Saved entries:
□ □ □ □

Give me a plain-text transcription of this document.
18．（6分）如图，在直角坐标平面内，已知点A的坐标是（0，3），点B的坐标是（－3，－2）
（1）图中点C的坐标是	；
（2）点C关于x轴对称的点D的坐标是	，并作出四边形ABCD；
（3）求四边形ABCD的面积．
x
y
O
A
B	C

□ □ □ □

DIRECTION => Without leaving anything out, quote all the data.

EXERCISE RESULT =>
Give me a plain-text transcription of this document.
18．（6分）如图，在直角坐标平面内，已知点A的坐标是（0，3），点B的坐标是（－3，－2）
（1）图中点C的坐标是	；
（2）点C关于x轴对称的点D的坐标是	，并作出四边形ABCD；
（3）求四边形ABCD的面积．
x
y
O
A
B	C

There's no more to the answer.